*TASK STATEMENT*. Give the number of lines holding the string "this" and nothing more.
──────────
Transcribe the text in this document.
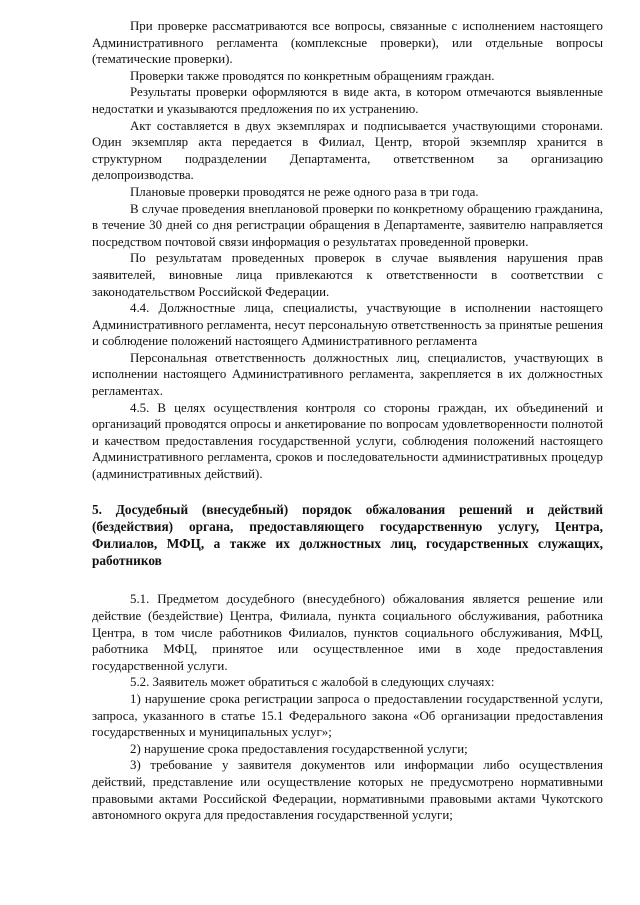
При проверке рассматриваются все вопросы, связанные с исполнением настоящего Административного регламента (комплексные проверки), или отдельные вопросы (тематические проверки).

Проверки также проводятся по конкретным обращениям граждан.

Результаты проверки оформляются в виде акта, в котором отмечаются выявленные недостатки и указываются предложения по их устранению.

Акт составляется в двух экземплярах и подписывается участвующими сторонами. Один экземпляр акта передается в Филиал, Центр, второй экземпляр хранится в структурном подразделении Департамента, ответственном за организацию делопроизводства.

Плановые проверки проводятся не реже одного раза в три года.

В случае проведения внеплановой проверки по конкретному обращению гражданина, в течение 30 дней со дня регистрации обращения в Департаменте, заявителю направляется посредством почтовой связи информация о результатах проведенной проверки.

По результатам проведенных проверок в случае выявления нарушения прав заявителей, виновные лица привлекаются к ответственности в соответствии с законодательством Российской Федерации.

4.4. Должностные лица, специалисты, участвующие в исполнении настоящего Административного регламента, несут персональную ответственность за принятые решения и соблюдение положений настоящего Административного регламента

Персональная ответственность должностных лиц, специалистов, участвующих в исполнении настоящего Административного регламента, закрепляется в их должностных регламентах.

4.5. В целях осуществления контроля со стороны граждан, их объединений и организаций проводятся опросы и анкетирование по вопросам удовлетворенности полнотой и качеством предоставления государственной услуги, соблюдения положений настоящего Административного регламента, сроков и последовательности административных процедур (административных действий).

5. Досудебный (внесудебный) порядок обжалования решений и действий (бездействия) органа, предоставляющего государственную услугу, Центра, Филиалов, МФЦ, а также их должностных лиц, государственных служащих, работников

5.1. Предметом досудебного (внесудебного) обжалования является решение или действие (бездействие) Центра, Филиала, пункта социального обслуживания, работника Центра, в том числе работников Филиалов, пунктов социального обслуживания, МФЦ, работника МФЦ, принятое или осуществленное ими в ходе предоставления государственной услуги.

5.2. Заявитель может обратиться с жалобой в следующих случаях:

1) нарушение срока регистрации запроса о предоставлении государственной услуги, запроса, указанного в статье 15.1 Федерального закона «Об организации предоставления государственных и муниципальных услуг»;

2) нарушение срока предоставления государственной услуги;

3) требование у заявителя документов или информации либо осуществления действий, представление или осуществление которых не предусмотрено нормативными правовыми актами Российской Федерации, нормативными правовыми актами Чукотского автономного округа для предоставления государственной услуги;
──────────
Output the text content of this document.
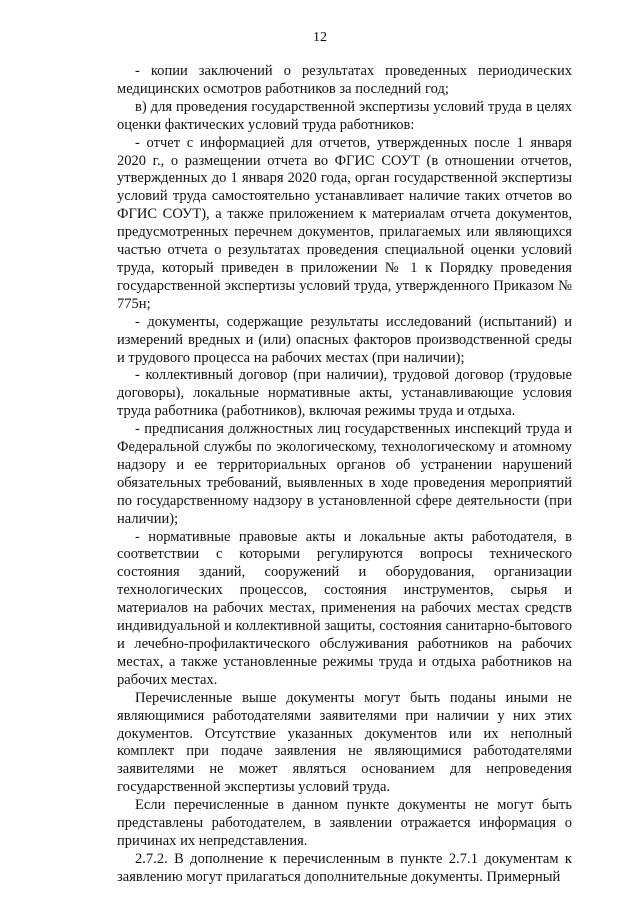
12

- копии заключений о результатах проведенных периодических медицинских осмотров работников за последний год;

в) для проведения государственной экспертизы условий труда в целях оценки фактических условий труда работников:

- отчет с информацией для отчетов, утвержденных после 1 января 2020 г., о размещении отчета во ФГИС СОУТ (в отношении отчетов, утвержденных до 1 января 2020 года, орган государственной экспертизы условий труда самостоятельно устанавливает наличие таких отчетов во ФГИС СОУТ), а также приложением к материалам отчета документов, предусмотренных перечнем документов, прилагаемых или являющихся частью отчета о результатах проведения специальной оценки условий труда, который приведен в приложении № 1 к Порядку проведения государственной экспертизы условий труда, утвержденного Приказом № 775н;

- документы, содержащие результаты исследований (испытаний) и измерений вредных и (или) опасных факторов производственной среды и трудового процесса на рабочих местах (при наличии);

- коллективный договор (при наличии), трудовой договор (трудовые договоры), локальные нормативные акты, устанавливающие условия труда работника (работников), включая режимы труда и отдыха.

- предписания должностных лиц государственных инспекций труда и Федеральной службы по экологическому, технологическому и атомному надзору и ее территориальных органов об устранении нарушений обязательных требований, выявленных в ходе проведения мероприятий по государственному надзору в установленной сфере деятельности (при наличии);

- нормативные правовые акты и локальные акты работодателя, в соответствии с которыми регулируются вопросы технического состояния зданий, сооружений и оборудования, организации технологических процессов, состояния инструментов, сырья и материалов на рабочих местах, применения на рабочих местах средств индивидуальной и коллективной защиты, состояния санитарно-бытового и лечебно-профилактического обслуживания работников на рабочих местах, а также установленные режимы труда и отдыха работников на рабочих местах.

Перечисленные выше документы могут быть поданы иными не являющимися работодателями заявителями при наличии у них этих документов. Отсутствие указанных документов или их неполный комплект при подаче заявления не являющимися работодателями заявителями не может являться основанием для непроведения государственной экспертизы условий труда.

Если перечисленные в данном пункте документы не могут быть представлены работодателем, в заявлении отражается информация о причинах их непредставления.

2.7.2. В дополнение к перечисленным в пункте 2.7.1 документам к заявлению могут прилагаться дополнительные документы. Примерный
──────────
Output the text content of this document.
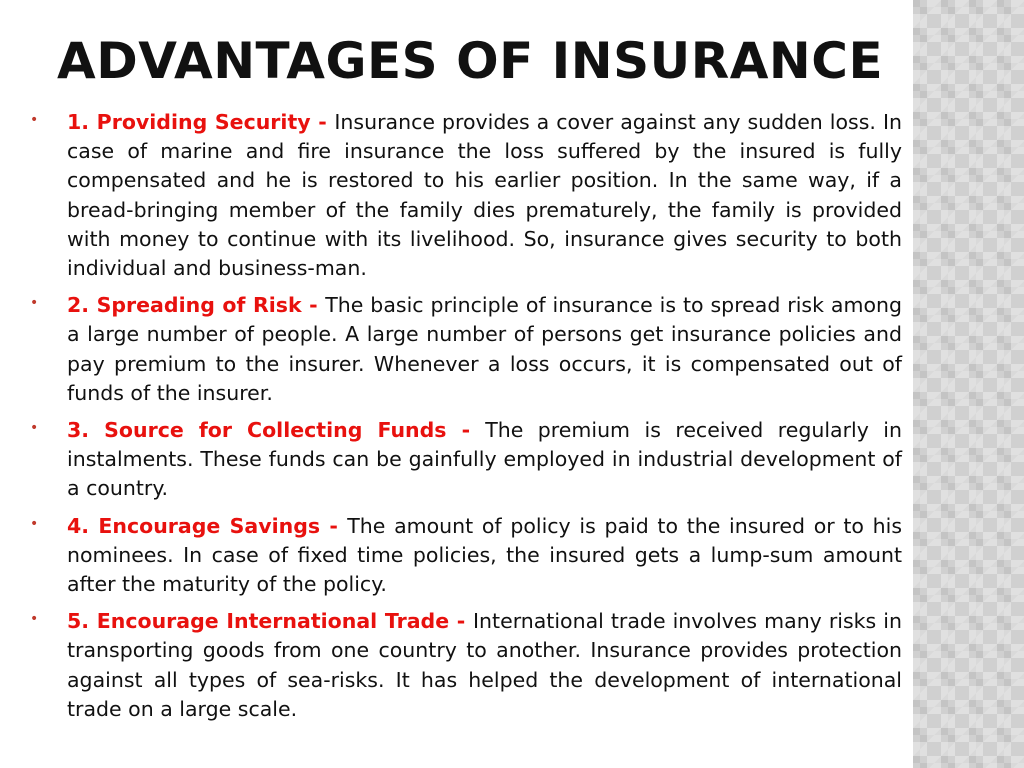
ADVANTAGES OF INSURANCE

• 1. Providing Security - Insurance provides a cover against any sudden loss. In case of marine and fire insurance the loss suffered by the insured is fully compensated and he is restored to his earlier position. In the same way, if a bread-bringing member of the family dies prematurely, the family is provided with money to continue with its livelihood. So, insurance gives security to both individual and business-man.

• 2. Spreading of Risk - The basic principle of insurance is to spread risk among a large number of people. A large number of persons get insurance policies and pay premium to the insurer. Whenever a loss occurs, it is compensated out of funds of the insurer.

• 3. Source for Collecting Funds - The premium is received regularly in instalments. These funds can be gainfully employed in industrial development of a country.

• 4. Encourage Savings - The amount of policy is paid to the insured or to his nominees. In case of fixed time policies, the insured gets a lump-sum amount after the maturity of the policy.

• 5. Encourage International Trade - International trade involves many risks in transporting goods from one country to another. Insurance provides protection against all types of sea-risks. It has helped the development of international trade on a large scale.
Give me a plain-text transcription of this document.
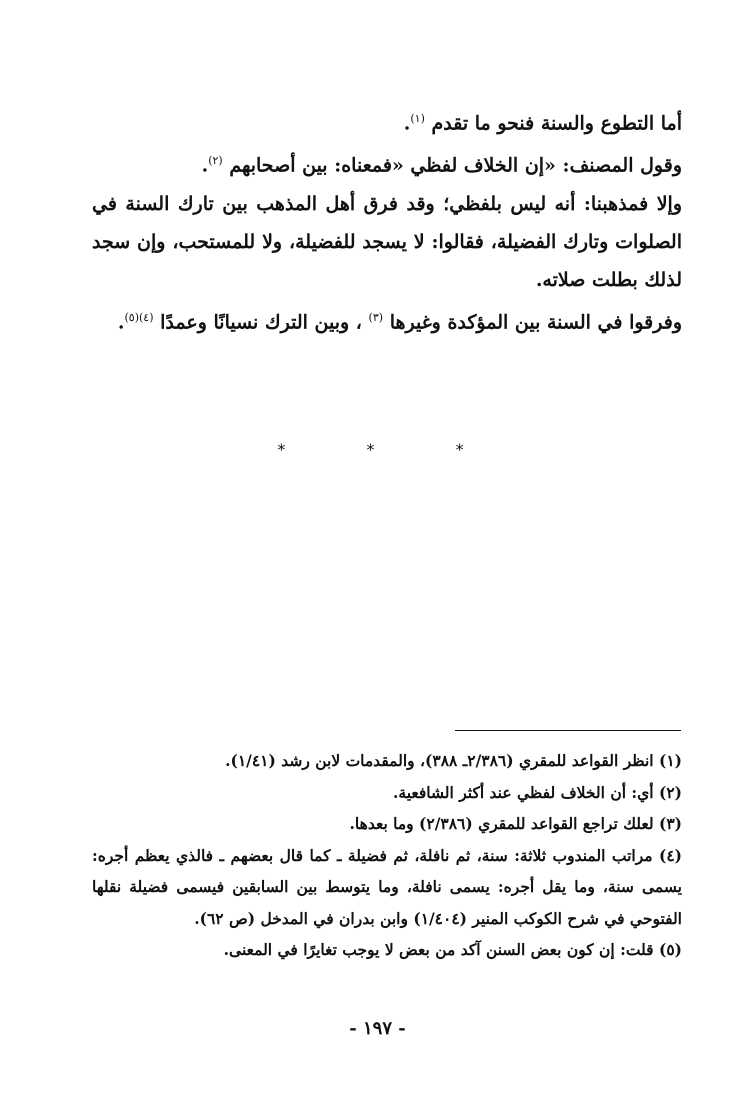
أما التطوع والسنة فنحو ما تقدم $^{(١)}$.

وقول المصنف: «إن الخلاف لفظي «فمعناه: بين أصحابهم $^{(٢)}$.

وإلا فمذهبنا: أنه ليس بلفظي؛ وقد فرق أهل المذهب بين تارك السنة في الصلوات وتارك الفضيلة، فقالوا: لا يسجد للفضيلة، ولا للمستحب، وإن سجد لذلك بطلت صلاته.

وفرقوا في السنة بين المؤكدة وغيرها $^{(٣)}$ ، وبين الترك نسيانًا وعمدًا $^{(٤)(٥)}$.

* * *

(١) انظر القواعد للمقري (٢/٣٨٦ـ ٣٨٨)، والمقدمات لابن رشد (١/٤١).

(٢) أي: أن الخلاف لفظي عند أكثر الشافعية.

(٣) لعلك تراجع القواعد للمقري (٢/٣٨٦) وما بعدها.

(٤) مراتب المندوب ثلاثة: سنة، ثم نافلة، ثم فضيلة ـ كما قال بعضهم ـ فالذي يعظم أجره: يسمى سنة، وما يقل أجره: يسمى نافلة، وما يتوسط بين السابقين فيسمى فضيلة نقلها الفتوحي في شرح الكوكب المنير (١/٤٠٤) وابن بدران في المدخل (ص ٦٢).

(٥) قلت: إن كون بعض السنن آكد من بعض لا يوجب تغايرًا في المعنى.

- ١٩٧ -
──────────
*EXPECTED ANSWER*. 4